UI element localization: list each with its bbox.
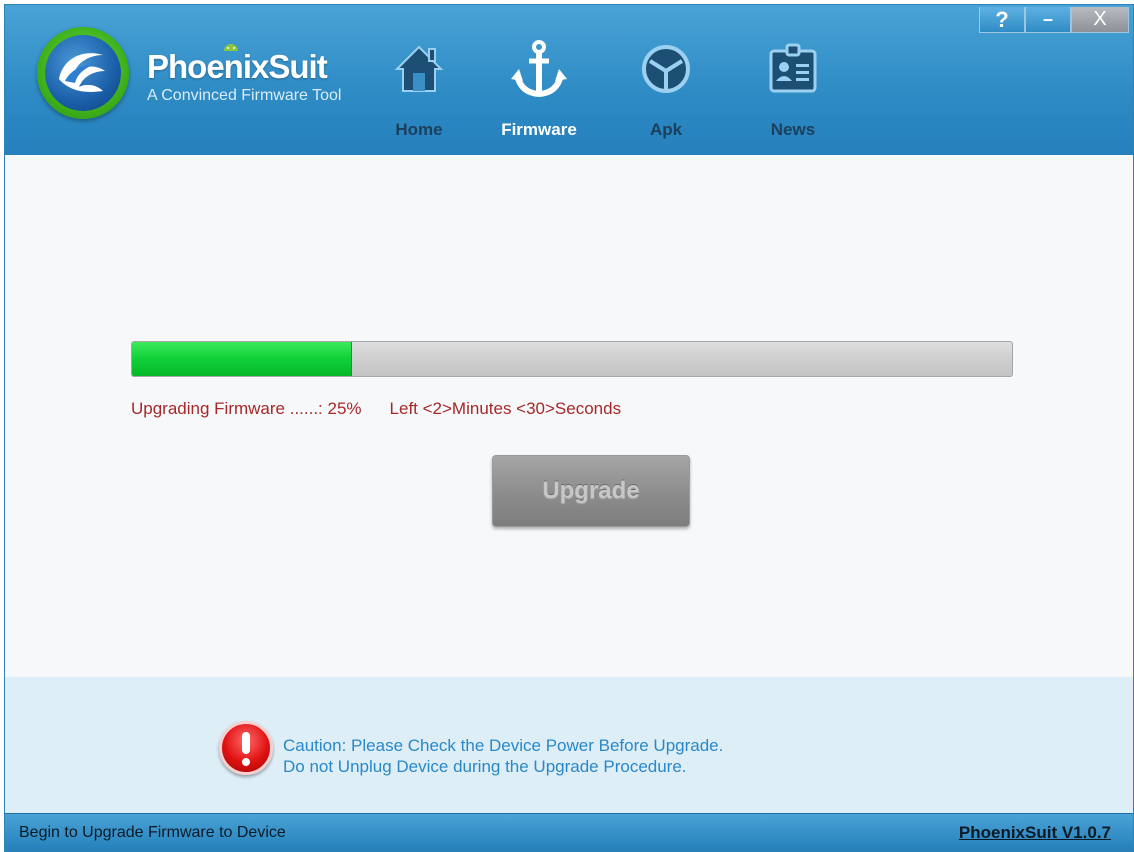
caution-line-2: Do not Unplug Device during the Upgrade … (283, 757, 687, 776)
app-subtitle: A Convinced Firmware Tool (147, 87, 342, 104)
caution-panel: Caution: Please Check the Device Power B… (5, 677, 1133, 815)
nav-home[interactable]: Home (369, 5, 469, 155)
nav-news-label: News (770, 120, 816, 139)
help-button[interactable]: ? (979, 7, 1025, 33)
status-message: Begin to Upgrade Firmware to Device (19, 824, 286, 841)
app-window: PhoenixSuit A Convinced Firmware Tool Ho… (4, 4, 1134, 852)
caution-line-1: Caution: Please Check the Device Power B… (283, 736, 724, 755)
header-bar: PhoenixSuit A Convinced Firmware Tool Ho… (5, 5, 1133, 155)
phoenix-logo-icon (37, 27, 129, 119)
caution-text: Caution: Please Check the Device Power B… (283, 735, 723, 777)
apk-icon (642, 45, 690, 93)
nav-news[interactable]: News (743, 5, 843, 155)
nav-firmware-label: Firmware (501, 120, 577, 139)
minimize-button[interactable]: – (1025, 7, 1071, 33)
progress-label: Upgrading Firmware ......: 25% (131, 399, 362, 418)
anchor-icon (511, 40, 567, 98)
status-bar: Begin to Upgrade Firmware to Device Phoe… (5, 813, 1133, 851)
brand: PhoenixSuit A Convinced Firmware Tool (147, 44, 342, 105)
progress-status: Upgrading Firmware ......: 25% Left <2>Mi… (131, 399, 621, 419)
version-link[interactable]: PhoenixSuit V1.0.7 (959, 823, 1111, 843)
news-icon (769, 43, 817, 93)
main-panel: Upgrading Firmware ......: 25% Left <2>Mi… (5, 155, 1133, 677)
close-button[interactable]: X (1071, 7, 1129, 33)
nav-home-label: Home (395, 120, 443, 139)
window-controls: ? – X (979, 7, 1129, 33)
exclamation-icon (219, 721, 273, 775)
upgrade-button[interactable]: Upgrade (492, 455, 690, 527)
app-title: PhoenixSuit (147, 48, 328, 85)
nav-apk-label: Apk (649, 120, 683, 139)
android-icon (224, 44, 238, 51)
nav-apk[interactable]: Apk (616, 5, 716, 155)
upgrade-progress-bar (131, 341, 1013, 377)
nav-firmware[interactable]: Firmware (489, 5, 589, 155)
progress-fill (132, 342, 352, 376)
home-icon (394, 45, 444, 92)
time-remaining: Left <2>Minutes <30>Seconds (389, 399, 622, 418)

**Requirements**
Quote word for word the part of the listing above that opens with the line containing "caution-line-2: Do not" and closes with the line containing "help-button[interactable]: ? (979, 7, 1025, 33)", including both of those lines.

**Solution to the problem**
caution-line-2: Do not Unplug Device during the Upgrade … (283, 757, 687, 776)
app-subtitle: A Convinced Firmware Tool (147, 87, 342, 104)
caution-panel: Caution: Please Check the Device Power B… (5, 677, 1133, 815)
nav-home[interactable]: Home (369, 5, 469, 155)
nav-news-label: News (770, 120, 816, 139)
help-button[interactable]: ? (979, 7, 1025, 33)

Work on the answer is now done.